» **WHAT YOU SHOULD DO**: Without the pictures, can you quote each line below exactly?

>> Begin

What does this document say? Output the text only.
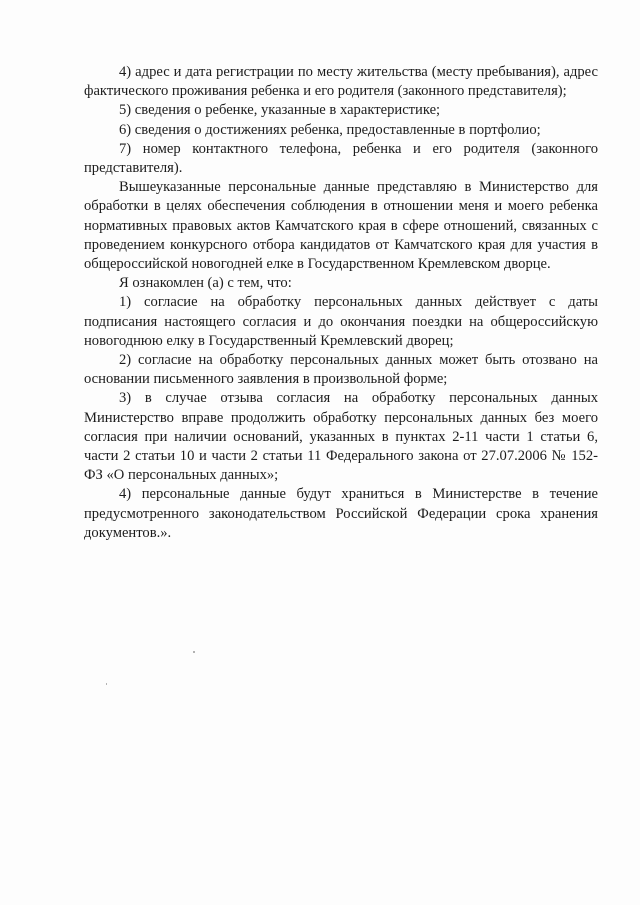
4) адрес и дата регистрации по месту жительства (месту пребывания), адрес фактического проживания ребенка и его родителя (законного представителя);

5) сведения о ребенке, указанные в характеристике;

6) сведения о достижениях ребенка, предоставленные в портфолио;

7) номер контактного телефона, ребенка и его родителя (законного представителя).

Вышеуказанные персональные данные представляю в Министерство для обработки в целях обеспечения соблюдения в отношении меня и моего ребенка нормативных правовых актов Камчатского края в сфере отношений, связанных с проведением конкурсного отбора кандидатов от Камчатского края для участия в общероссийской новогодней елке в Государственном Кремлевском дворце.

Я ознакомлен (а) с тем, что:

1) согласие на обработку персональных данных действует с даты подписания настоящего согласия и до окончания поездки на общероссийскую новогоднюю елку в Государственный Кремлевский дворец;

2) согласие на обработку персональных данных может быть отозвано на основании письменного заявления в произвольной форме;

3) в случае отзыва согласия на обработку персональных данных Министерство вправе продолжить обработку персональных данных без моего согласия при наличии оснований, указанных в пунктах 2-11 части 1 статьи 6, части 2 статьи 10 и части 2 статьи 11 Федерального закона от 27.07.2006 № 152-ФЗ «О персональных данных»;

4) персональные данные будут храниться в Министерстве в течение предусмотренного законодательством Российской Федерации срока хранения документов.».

>> End

» **RESULT OF THIS TASK**:
What does this document say? Output the text only.
4) адрес и дата регистрации по месту жительства (месту пребывания), адрес фактического проживания ребенка и его родителя (законного представителя);

5) сведения о ребенке, указанные в характеристике;

6) сведения о достижениях ребенка, предоставленные в портфолио;

7) номер контактного телефона, ребенка и его родителя (законного представителя).

Вышеуказанные персональные данные представляю в Министерство для обработки в целях обеспечения соблюдения в отношении меня и моего ребенка нормативных правовых актов Камчатского края в сфере отношений, связанных с проведением конкурсного отбора кандидатов от Камчатского края для участия в общероссийской новогодней елке в Государственном Кремлевском дворце.

Я ознакомлен (а) с тем, что:

1) согласие на обработку персональных данных действует с даты подписания настоящего согласия и до окончания поездки на общероссийскую новогоднюю елку в Государственный Кремлевский дворец;

2) согласие на обработку персональных данных может быть отозвано на основании письменного заявления в произвольной форме;

3) в случае отзыва согласия на обработку персональных данных Министерство вправе продолжить обработку персональных данных без моего согласия при наличии оснований, указанных в пунктах 2-11 части 1 статьи 6, части 2 статьи 10 и части 2 статьи 11 Федерального закона от 27.07.2006 № 152-ФЗ «О персональных данных»;

4) персональные данные будут храниться в Министерстве в течение предусмотренного законодательством Российской Федерации срока хранения документов.».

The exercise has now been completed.